BEGIN DATASET RECORDS

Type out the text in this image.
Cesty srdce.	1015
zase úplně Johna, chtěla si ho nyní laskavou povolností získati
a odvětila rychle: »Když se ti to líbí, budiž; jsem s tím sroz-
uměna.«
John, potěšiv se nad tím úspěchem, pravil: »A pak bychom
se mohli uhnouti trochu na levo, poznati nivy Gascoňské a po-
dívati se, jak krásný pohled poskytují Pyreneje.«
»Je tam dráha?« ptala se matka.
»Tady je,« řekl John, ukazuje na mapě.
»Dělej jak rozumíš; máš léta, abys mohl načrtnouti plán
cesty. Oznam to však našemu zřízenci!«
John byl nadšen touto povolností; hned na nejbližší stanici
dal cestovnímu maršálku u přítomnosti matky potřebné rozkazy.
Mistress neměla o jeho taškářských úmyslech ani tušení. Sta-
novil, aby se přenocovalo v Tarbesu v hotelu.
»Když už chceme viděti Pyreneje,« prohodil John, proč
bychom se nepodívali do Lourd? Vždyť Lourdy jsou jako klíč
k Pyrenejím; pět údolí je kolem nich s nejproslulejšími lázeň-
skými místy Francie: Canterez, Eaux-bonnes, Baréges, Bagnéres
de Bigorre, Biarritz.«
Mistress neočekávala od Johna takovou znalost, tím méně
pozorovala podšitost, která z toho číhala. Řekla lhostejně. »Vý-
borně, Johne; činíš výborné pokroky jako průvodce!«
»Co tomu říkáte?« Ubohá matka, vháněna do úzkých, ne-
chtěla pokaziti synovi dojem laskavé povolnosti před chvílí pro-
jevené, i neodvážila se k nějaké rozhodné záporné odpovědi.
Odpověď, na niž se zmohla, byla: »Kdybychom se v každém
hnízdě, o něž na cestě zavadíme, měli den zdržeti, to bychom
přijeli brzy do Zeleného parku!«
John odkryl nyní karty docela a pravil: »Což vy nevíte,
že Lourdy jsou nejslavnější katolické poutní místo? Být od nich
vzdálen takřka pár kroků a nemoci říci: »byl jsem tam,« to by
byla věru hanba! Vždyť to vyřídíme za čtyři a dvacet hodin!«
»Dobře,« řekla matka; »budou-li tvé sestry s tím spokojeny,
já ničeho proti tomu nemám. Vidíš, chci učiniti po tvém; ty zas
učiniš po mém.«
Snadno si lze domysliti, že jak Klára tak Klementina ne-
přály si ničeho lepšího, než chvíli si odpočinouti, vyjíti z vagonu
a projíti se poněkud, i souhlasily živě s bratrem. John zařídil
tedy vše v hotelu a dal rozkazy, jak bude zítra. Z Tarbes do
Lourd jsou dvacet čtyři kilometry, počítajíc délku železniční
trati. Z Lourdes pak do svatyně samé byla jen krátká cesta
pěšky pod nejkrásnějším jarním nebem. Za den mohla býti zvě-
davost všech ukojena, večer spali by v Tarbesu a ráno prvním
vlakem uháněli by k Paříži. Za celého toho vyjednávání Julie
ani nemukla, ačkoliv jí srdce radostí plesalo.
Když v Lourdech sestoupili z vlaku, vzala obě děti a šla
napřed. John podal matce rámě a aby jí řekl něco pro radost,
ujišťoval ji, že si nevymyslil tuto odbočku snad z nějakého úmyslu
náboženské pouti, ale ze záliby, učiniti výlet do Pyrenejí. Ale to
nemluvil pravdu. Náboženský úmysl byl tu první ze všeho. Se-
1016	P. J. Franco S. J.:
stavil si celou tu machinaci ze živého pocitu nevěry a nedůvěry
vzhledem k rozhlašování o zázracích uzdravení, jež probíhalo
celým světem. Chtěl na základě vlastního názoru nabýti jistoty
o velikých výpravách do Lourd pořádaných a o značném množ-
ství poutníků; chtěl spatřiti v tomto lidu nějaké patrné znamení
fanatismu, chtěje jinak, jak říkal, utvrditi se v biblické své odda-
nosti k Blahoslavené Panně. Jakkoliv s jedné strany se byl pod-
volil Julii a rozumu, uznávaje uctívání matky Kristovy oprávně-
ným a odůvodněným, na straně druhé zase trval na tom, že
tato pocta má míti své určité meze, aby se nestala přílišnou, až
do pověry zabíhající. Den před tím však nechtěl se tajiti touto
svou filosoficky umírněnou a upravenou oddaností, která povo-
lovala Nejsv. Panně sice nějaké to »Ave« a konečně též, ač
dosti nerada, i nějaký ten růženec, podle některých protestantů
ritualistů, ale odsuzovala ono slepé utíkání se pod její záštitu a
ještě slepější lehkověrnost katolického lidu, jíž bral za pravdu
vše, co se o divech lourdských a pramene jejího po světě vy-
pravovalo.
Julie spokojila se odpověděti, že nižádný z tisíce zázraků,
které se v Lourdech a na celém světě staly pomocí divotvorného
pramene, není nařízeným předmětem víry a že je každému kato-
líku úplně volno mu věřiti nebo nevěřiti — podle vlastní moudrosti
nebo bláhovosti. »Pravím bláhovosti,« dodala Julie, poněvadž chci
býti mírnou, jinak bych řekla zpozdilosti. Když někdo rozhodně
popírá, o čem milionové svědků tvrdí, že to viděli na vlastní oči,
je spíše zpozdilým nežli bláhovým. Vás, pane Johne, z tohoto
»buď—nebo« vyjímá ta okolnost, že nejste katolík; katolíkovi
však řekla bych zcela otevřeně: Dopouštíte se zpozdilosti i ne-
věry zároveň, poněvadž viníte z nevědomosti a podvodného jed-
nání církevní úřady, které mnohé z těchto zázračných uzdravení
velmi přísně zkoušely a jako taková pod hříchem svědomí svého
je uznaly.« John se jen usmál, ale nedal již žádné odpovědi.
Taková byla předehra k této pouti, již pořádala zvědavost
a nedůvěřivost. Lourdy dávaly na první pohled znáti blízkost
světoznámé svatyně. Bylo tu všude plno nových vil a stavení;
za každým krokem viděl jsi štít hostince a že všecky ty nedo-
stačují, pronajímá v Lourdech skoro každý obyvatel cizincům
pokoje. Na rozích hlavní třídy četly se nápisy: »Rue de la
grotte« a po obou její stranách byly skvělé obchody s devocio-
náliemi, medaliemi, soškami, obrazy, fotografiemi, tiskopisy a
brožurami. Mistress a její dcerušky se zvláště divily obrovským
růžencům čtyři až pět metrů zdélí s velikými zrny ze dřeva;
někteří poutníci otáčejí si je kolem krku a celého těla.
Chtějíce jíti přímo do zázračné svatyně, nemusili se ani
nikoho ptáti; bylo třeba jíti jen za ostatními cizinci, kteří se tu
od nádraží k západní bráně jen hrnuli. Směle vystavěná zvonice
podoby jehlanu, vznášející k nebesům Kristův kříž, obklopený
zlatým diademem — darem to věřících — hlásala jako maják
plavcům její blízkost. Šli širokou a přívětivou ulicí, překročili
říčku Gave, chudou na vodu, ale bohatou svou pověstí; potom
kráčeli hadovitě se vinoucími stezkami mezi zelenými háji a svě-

END DATASET RECORDS

CHALLENGE: Extract each line holding the word "touto" from the records.

RESPONSE BELOW:
John byl nadšen touto povolností; hned na nejbližší stanici
do pověry zabíhající. Den před tím však nechtěl se tajiti touto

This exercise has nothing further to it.